▶ Stored data
- - - - -

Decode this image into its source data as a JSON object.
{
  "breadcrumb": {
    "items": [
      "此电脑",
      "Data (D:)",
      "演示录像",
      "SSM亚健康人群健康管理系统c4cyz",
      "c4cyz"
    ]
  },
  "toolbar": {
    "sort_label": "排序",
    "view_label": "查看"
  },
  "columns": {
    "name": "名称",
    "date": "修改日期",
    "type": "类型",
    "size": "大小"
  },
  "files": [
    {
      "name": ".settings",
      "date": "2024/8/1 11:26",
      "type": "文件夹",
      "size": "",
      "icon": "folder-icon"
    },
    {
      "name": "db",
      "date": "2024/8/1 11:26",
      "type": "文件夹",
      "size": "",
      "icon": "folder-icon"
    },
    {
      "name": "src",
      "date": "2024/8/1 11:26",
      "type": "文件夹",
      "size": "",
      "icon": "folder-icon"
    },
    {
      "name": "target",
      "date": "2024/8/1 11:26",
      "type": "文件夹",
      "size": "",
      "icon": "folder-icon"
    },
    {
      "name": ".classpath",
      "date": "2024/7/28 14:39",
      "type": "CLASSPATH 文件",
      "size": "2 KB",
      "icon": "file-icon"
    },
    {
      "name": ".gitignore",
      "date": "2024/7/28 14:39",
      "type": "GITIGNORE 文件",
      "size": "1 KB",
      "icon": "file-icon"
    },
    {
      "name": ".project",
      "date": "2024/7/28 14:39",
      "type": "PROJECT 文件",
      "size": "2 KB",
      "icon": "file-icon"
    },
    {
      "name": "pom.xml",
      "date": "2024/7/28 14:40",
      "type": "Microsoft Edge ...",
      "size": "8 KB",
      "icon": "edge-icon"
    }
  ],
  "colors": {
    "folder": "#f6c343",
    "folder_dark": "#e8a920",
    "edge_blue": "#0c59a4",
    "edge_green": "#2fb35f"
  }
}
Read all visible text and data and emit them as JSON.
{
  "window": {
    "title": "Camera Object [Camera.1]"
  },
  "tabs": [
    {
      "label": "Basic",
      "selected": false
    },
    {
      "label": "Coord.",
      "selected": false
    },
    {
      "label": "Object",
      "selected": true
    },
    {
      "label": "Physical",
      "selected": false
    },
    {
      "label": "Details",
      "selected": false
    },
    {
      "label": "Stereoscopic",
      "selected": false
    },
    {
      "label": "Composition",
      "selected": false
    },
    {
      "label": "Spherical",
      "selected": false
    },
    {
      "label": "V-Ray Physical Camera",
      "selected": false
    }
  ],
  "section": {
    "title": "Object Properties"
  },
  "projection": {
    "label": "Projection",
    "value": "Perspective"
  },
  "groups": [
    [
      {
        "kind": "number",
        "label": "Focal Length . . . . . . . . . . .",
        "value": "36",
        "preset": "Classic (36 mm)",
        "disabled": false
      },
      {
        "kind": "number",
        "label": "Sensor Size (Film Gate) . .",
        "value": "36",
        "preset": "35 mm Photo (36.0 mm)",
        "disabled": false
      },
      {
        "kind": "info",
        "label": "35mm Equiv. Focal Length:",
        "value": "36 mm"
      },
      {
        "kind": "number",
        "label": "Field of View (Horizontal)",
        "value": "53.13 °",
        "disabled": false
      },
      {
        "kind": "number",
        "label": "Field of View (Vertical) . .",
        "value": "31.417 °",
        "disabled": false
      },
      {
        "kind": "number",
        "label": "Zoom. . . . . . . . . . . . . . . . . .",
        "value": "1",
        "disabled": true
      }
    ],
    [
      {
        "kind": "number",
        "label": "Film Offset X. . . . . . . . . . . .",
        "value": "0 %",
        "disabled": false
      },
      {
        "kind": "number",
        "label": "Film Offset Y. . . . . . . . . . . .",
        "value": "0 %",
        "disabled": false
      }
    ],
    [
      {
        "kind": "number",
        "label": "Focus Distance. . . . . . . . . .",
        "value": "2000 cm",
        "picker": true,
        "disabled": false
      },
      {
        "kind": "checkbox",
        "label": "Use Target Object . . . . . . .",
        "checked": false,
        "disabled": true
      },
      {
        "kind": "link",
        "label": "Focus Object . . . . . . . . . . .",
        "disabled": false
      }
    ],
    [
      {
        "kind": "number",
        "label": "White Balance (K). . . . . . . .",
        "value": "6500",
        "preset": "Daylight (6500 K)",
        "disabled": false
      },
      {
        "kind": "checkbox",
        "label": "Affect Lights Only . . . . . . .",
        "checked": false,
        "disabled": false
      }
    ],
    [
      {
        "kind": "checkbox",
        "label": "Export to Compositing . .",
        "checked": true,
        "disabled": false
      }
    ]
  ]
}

- - - - -

▶ Challenge
Go through the material above and count the lines that contain "JSON"; answer with the number alone.

▶ Result
2